[Text block]:
____________________

YOU ARE AT:PolicyTrump administration nominates Simington to the FCC

Trump administration nominates Simington to the FCC

The Trump administration has settled on a new Republican nominee to the Federal Communications Commission: Nathan Simington, a telecom lawyer who has been holding a senior advisor position at the National Telecommunications and Information Administration since June.

In August, the administration abruptly yanked the nomination of FCC Commissioner Michael O’Rielly, who has served on the FCC since 2013, days after he expressed some reservations about free speech issues around the administration’s efforts to more strictly regulate the extent to which social media companies can censor content.

Large social media companies have long drawn conservative claims of censorship and have been the target of President Donald Trump’s ire of late, due to efforts by Twitter and Facebook to fact-check or even remove misinformation that the president tweets or which his campaign shares. On May 28, Trump issued an executive order to the Commerce Department to ask the FCC to review and “clarify” the section of law under which social media platforms are legally protected from liability for the content which their users post.

____________________

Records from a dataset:
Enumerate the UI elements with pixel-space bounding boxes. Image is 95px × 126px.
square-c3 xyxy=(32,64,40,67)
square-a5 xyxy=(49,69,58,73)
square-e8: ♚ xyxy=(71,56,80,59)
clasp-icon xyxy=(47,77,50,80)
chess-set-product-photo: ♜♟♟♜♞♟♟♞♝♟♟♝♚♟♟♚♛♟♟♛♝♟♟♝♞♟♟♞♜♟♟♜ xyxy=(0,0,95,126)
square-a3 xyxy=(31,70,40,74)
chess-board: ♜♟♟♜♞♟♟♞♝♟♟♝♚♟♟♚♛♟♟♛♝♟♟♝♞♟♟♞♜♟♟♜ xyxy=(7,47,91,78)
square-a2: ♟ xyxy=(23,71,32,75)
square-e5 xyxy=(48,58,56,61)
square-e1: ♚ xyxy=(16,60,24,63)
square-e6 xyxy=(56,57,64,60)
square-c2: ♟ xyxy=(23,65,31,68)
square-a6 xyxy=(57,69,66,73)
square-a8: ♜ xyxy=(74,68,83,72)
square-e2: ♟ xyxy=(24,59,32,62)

____________________

[Written instruction A]:
According to the FCC nomination article, what position has Nathan Simington held since June?
[Written instruction B]:
Proceed with the FCC nomination article, picking up after its final sentence.
The lines have nothing to do with what is asked here.

[Right answer A]:
Senior advisor at the National Telecommunications and Information Administration.

[Right answer B]:
The FCC has since put up for public comment the petition for rulemaking that was submitted by the Department of Commerce, asking the FCC to reconsider the interpretation of Section 230 of the Communications Decency Act of 1996.

Simington, as reported by The Verge, “played a significant role in drafting” that petition. His LinkedIn profile describes his work at NTIA as focused on “spectrum allocation and internet freedom issues.” Before joining NTIA in June, he previously served as senior counsel at wireless distribution company Brightstar for three years.

If Simington’s nomination is approved, he would likely be a second vote in favor of reform of Section 230, which largely shields social media companies from liability for their users’ posts. At times, both Democrats and Republicans have offered support for reform of Section 230, although their reasoning for and approaches to such reform have differed.

Commissioner Brendan Carr, a Republican, has also publicly expressed his support for reform of Section 230,  writing in an op-ed in Newsweek that social media companies should be required, as Internet Service Providers are, to “provide detailed disclosures about any practices that would shape Internet traffic—from blocking to prioritizing or discriminating against content. Any violations of those disclosures are enforced by the Federal Trade Commission. The FCC and FTC should apply that same approach to Big Tech.” He also called for the FTC to vigorously “examine Internet companies and their commitments through the lens of the agency’s unfair or deceptive business practices authority.” In the same op-ed, he called fact-checkers that work with Facebook and Twitter “political actors” that “provide their take” on a user’s posts and said that users should be able to turn “bias filters” off. “Why not let the consumer decide? If you want MSNBC, Fox News or any other entity to filter your feed, click that box. If you want an unfiltered, Wild West timeline, choose that option,” Carr wrote.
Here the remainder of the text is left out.